--- Work instructions ---
Pick out each line below containing "FEED".

* Start *

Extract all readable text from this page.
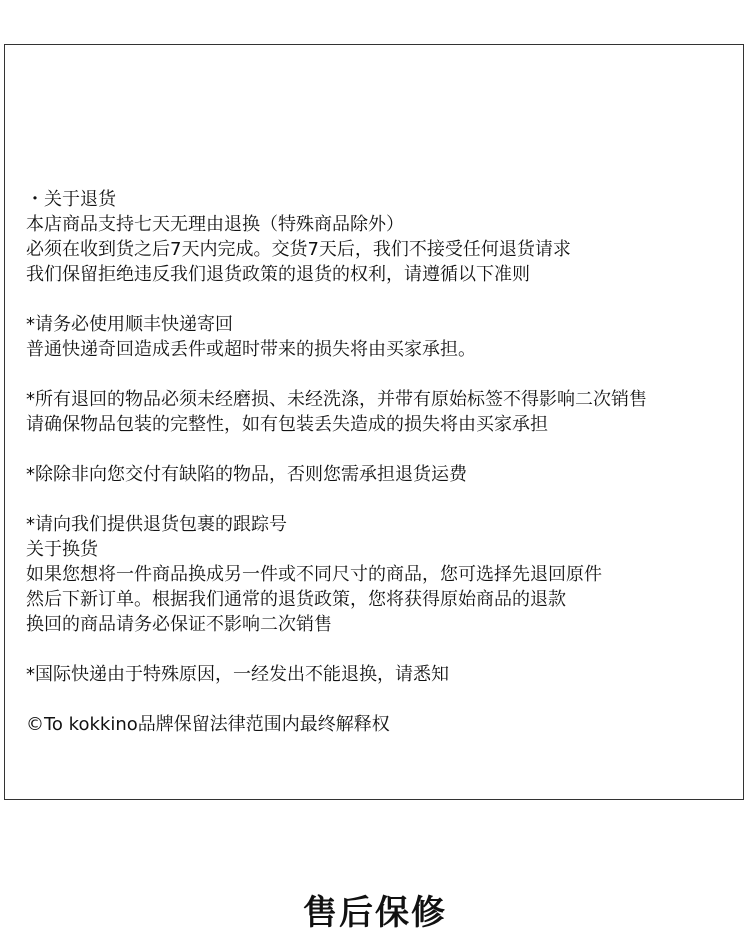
・关于退货
本店商品支持七天无理由退换（特殊商品除外）
必须在收到货之后7天内完成。交货7天后，我们不接受任何退货请求
我们保留拒绝违反我们退货政策的退货的权利，请遵循以下准则
*请务必使用顺丰快递寄回
普通快递奇回造成丢件或超时带来的损失将由买家承担。
*所有退回的物品必须未经磨损、未经洗涤，并带有原始标签不得影响二次销售
请确保物品包装的完整性，如有包装丢失造成的损失将由买家承担
*除除非向您交付有缺陷的物品，否则您需承担退货运费
*请向我们提供退货包裹的跟踪号
关于换货
如果您想将一件商品换成另一件或不同尺寸的商品，您可选择先退回原件
然后下新订单。根据我们通常的退货政策，您将获得原始商品的退款
换回的商品请务必保证不影响二次销售
*国际快递由于特殊原因，一经发出不能退换，请悉知
©To kokkino品牌保留法律范围内最终解释权
售后保修
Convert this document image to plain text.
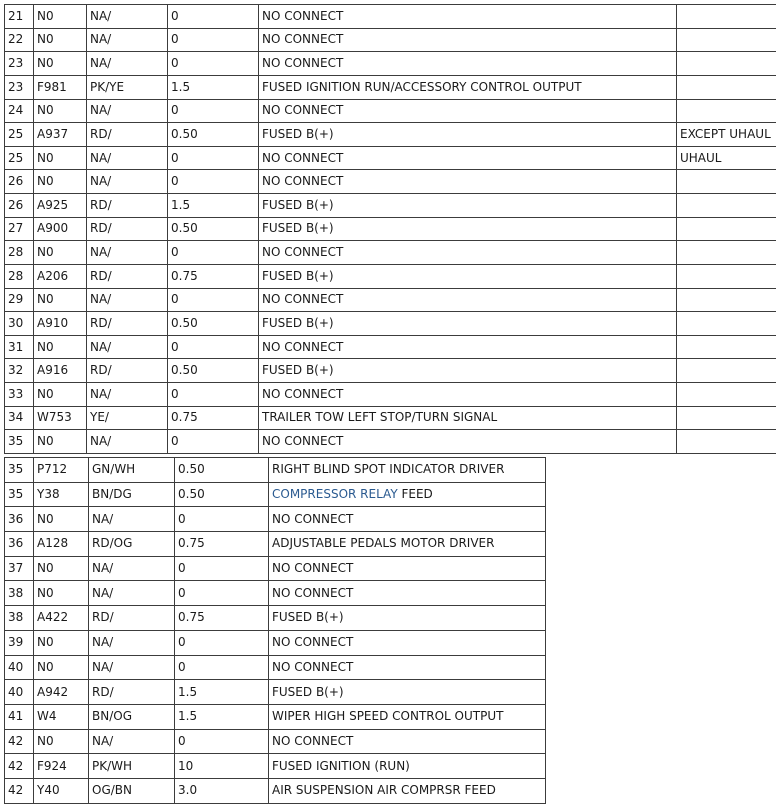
21	N0	NA/	0	NO CONNECT	
22	N0	NA/	0	NO CONNECT	
23	N0	NA/	0	NO CONNECT	
23	F981	PK/YE	1.5	FUSED IGNITION RUN/ACCESSORY CONTROL OUTPUT	
24	N0	NA/	0	NO CONNECT	
25	A937	RD/	0.50	FUSED B(+)	EXCEPT UHAUL
25	N0	NA/	0	NO CONNECT	UHAUL
26	N0	NA/	0	NO CONNECT	
26	A925	RD/	1.5	FUSED B(+)	
27	A900	RD/	0.50	FUSED B(+)	
28	N0	NA/	0	NO CONNECT	
28	A206	RD/	0.75	FUSED B(+)	
29	N0	NA/	0	NO CONNECT	
30	A910	RD/	0.50	FUSED B(+)	
31	N0	NA/	0	NO CONNECT	
32	A916	RD/	0.50	FUSED B(+)	
33	N0	NA/	0	NO CONNECT	
34	W753	YE/	0.75	TRAILER TOW LEFT STOP/TURN SIGNAL	
35	N0	NA/	0	NO CONNECT	
35	P712	GN/WH	0.50	RIGHT BLIND SPOT INDICATOR DRIVER
35	Y38	BN/DG	0.50	COMPRESSOR RELAY FEED
36	N0	NA/	0	NO CONNECT
36	A128	RD/OG	0.75	ADJUSTABLE PEDALS MOTOR DRIVER
37	N0	NA/	0	NO CONNECT
38	N0	NA/	0	NO CONNECT
38	A422	RD/	0.75	FUSED B(+)
39	N0	NA/	0	NO CONNECT
40	N0	NA/	0	NO CONNECT
40	A942	RD/	1.5	FUSED B(+)
41	W4	BN/OG	1.5	WIPER HIGH SPEED CONTROL OUTPUT
42	N0	NA/	0	NO CONNECT
42	F924	PK/WH	10	FUSED IGNITION (RUN)
42	Y40	OG/BN	3.0	AIR SUSPENSION AIR COMPRSR FEED
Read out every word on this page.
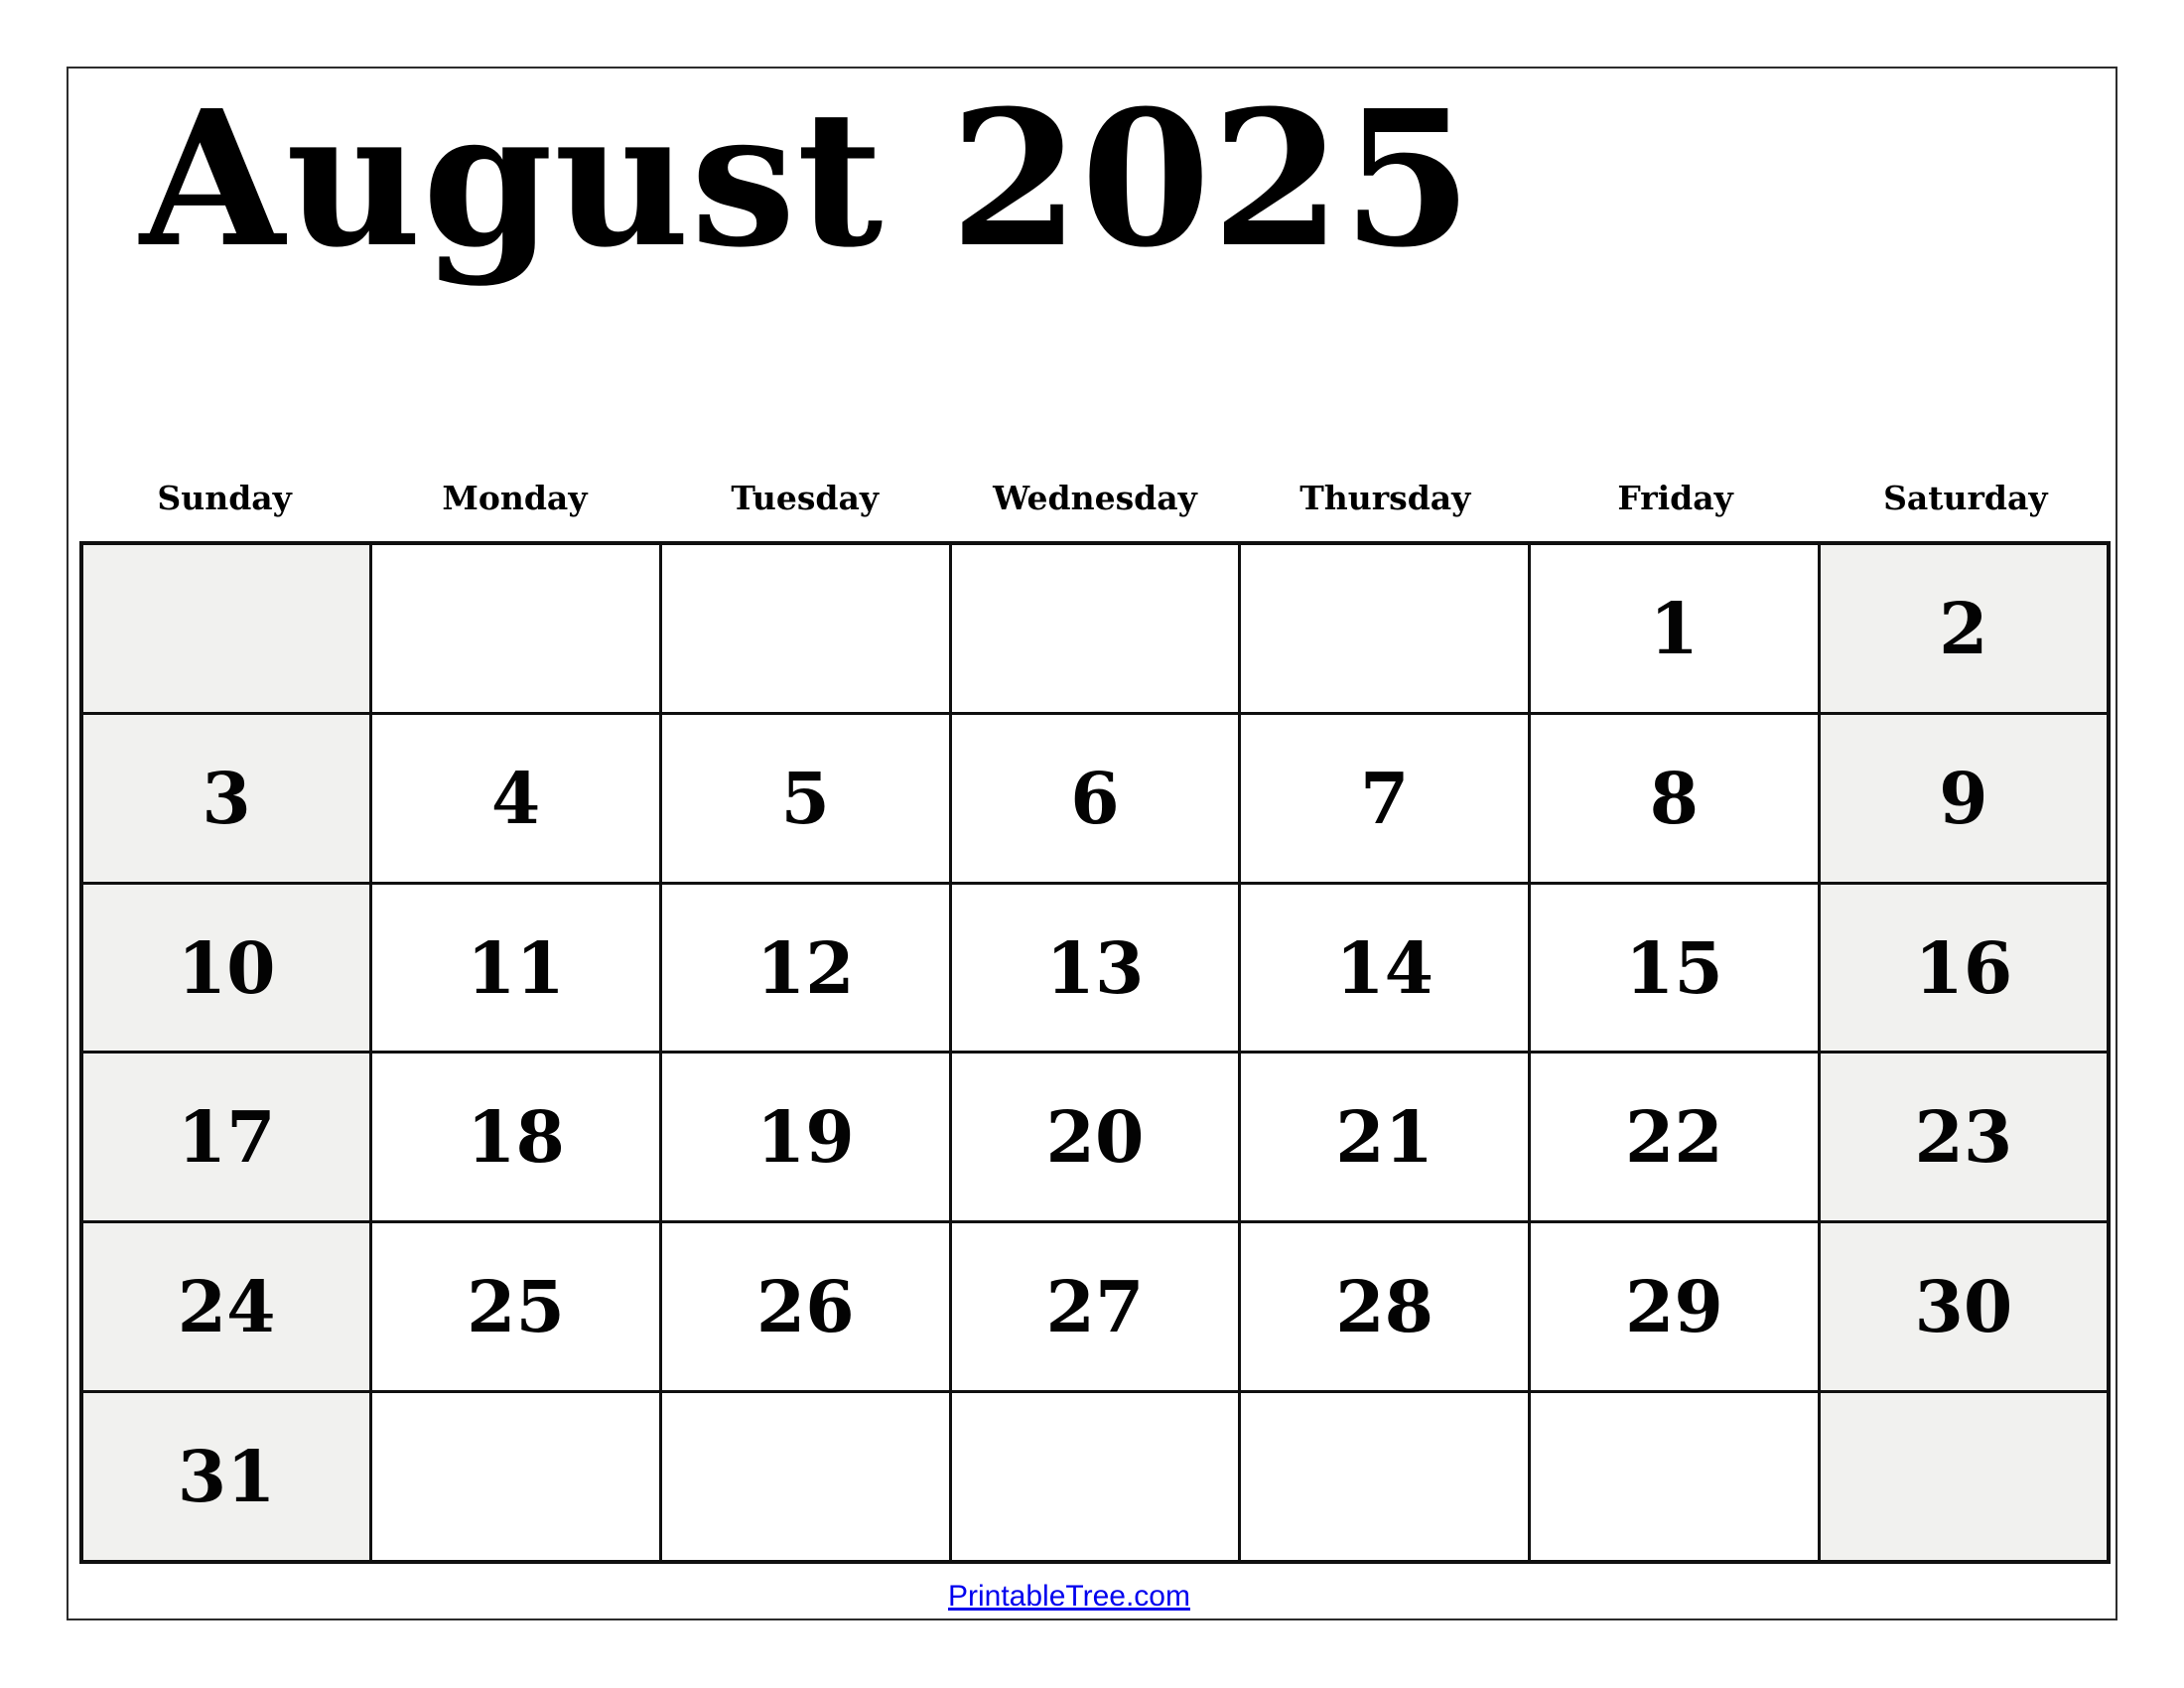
August 2025
Sunday	Monday	Tuesday	Wednesday	Thursday	Friday	Saturday
					1	2
3	4	5	6	7	8	9
10	11	12	13	14	15	16
17	18	19	20	21	22	23
24	25	26	27	28	29	30
31						
PrintableTree.com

* End *

--- Solution for this exercise ---
35	Y38	BN/DG	0.50	COMPRESSOR RELAY FEED
42	Y40	OG/BN	3.0	AIR SUSPENSION AIR COMPRSR FEED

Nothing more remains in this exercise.